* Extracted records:
>>>

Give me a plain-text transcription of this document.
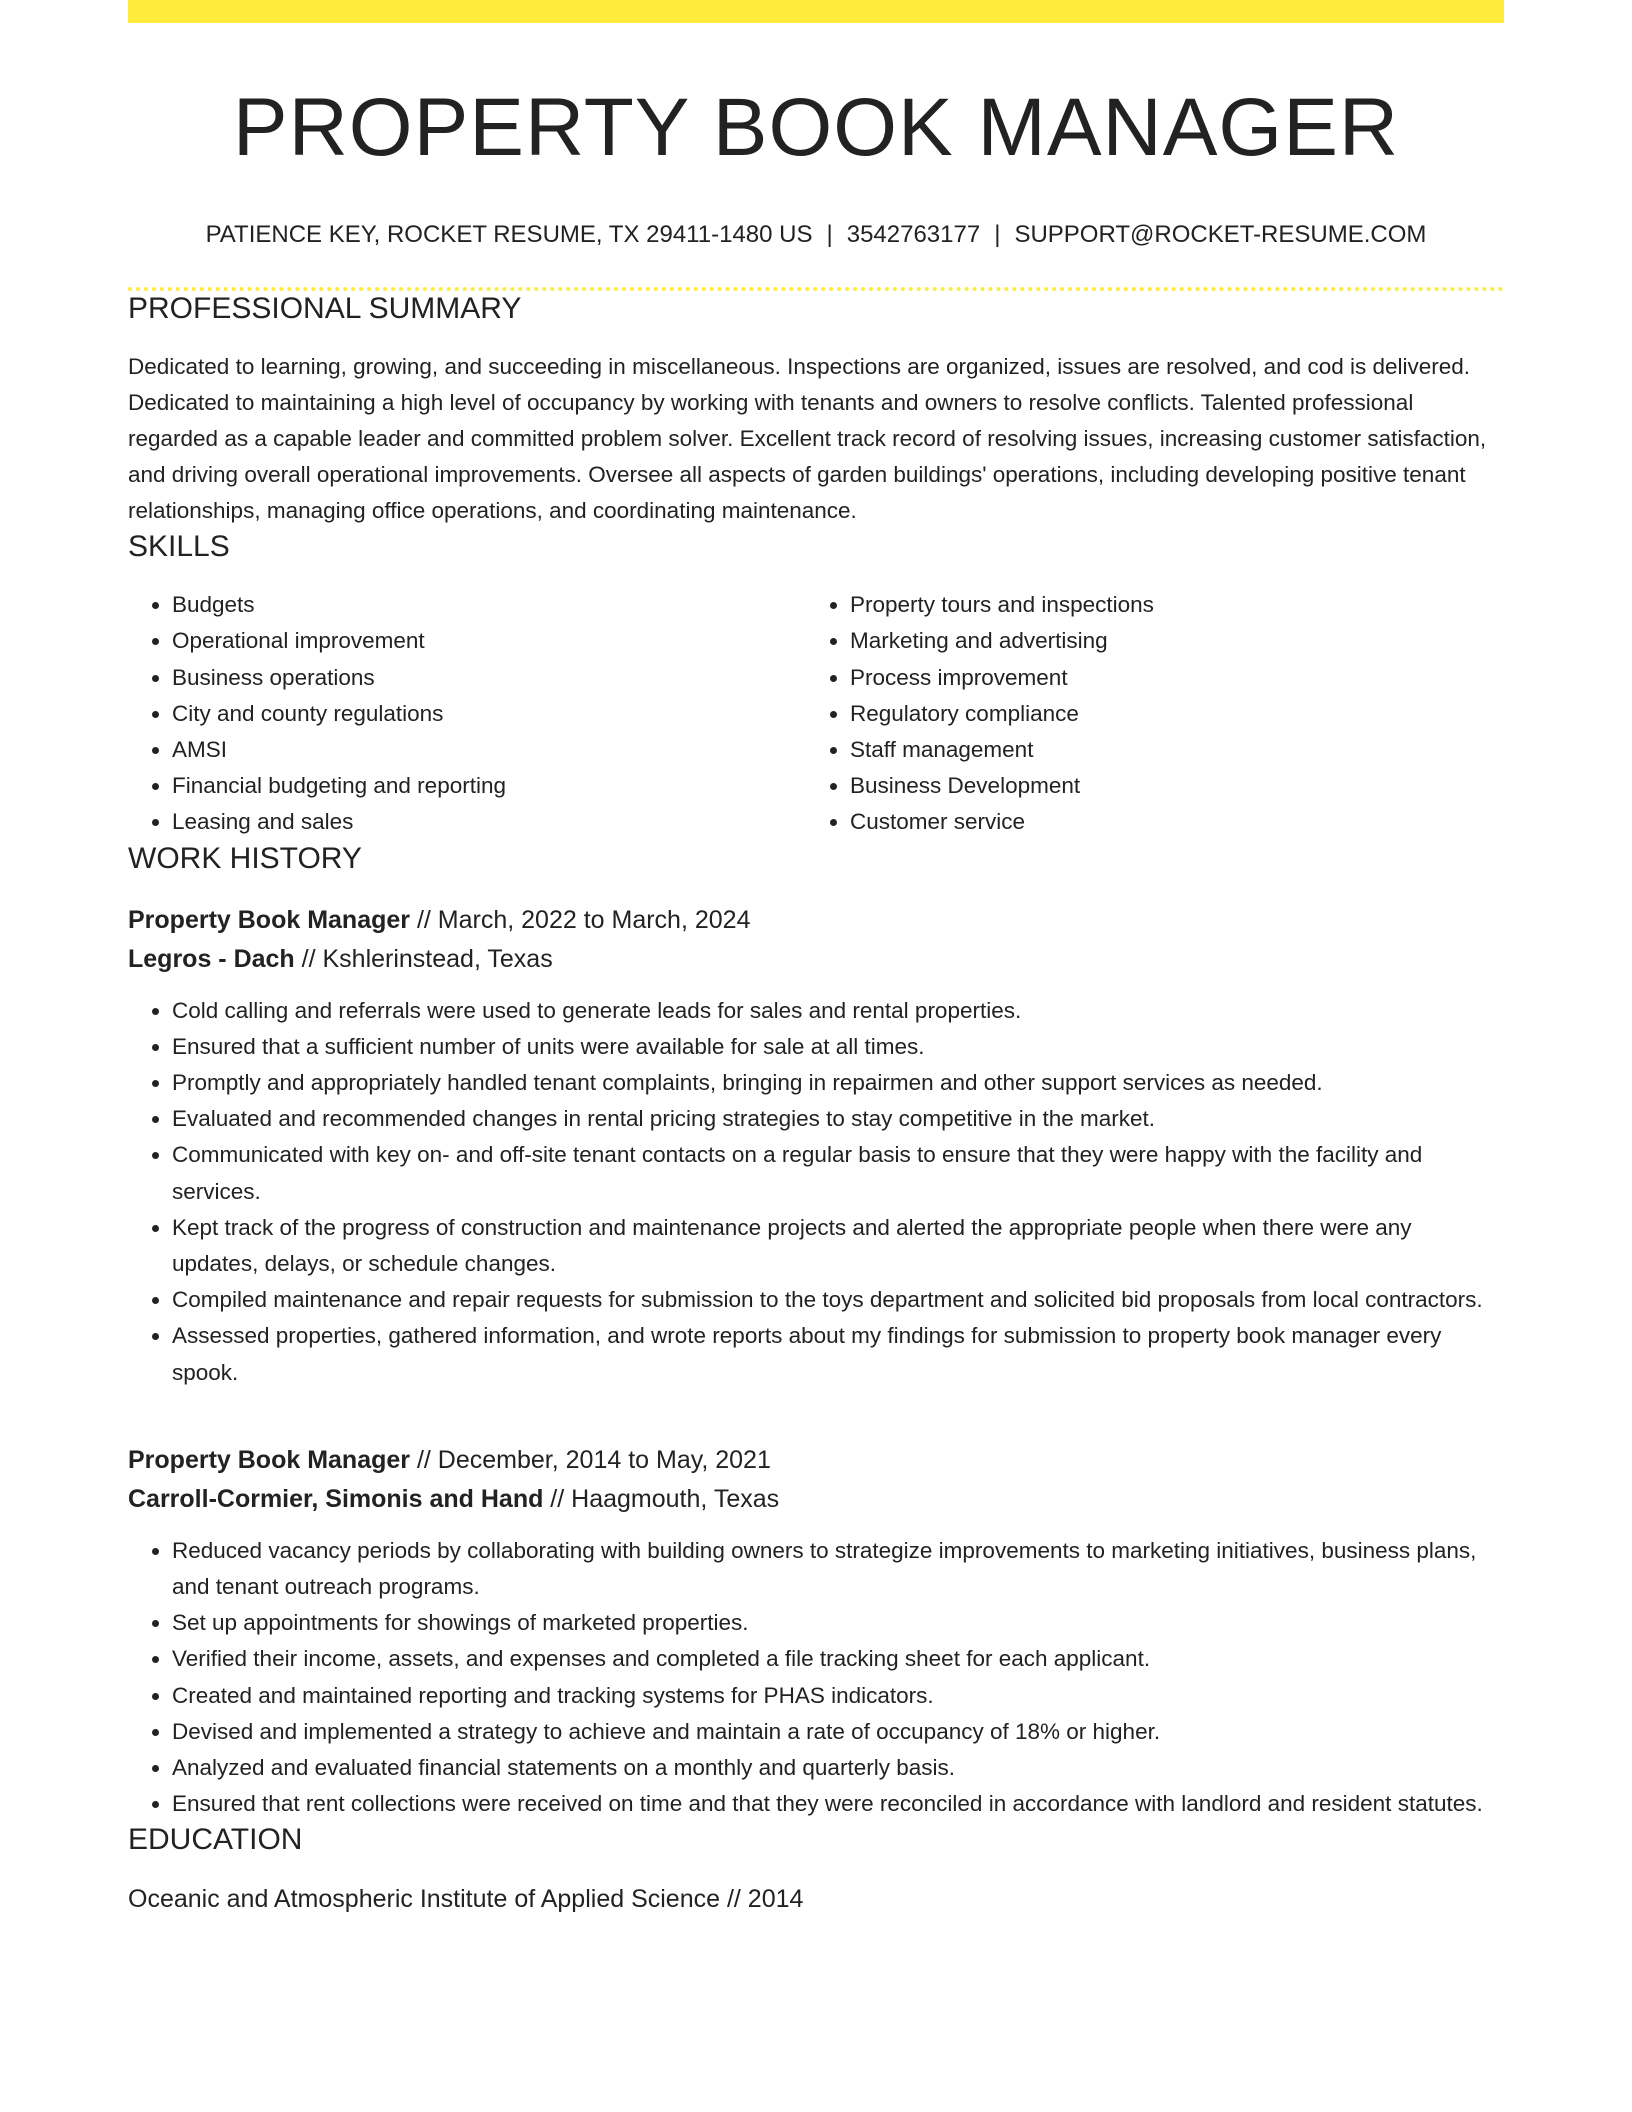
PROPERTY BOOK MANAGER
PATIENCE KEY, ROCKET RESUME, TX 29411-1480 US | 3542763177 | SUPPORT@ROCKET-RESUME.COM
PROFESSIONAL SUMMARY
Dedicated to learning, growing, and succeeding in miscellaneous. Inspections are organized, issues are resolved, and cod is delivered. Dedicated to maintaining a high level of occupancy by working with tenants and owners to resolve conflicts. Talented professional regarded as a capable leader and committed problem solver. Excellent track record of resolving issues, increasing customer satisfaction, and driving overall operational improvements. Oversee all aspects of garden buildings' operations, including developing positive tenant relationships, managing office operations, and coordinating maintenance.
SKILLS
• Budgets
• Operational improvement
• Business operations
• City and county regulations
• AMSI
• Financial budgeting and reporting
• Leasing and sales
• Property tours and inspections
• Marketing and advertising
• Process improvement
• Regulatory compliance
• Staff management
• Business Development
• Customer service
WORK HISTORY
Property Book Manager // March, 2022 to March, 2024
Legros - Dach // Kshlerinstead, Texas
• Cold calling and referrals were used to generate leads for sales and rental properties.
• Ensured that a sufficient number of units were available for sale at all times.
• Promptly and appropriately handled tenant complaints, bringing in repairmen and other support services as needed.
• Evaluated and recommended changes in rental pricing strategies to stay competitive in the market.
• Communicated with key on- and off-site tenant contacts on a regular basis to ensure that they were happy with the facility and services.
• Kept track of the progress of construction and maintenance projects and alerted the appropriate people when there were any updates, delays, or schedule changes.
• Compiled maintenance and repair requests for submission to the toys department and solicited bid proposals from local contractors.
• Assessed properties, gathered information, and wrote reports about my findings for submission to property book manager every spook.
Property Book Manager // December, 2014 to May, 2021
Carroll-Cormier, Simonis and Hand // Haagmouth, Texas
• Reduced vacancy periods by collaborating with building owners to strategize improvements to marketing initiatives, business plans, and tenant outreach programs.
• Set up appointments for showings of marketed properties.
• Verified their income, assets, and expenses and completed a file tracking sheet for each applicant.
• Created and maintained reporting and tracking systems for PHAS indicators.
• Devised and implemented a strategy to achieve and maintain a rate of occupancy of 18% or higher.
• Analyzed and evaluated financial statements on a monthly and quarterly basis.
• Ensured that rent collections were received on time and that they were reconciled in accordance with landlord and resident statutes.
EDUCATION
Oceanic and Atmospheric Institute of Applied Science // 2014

<<<
>>>

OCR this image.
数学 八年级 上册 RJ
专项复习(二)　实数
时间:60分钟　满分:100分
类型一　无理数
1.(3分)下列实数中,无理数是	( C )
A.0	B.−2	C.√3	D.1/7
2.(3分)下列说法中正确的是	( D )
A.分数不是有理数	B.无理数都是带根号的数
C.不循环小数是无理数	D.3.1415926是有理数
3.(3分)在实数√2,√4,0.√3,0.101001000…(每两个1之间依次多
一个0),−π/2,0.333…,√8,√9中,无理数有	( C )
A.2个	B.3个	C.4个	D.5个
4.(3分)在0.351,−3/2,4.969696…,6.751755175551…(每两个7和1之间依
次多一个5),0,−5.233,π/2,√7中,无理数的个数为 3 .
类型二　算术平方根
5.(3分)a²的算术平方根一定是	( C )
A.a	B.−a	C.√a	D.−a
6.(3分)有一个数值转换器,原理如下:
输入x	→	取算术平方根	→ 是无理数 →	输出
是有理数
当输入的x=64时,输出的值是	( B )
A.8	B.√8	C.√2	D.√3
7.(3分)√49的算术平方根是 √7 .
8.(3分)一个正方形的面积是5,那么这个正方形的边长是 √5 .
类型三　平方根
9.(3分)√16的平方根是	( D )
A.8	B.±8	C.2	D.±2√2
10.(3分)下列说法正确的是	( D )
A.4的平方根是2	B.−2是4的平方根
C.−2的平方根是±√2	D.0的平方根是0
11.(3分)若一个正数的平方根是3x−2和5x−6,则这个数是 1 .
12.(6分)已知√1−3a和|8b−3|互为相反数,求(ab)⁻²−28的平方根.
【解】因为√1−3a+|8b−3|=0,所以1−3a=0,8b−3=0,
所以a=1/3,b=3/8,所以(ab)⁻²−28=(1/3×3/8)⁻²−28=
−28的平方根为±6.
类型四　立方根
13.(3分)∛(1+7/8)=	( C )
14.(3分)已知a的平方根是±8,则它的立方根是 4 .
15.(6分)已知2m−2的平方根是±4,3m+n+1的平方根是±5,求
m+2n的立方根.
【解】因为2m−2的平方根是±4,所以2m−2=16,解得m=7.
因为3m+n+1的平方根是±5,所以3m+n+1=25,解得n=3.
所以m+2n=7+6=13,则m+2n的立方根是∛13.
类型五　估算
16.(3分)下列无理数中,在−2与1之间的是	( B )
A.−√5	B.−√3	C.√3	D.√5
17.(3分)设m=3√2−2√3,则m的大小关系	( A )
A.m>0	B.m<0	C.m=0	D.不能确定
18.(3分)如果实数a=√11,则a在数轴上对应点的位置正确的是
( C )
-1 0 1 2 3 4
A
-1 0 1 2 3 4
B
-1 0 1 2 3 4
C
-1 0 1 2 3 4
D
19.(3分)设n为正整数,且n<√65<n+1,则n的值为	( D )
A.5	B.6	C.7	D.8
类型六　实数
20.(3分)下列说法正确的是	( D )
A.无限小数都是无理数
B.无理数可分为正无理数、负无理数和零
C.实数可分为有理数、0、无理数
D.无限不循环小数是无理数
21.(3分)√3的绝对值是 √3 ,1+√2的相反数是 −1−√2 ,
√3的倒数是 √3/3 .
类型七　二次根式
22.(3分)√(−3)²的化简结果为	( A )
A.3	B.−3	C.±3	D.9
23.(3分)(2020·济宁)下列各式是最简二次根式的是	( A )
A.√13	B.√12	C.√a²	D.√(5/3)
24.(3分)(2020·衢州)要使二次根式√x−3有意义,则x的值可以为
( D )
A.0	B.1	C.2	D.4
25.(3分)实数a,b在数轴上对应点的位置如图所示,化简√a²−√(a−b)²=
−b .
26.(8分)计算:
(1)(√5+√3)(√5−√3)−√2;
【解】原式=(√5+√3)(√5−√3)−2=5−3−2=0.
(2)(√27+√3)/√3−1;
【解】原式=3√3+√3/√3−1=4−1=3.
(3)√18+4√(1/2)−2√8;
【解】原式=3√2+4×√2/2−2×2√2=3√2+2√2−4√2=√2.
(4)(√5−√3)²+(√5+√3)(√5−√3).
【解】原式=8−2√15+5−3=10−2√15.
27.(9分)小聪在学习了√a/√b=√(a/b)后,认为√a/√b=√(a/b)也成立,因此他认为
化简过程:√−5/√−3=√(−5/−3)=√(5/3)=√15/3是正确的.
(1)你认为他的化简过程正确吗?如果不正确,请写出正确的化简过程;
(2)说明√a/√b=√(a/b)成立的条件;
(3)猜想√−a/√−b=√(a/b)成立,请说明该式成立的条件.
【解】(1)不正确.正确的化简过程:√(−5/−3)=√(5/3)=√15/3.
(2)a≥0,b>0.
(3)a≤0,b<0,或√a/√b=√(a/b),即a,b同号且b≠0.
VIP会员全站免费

<<<

Read the entries and select each line where the word "that" is found.

* Exercise result:
• Ensured that a sufficient number of units were available for sale at all times.
• Communicated with key on- and off-site tenant contacts on a regular basis to ensure that they were happy with the facility and services.
• Ensured that rent collections were received on time and that they were reconciled in accordance with landlord and resident statutes.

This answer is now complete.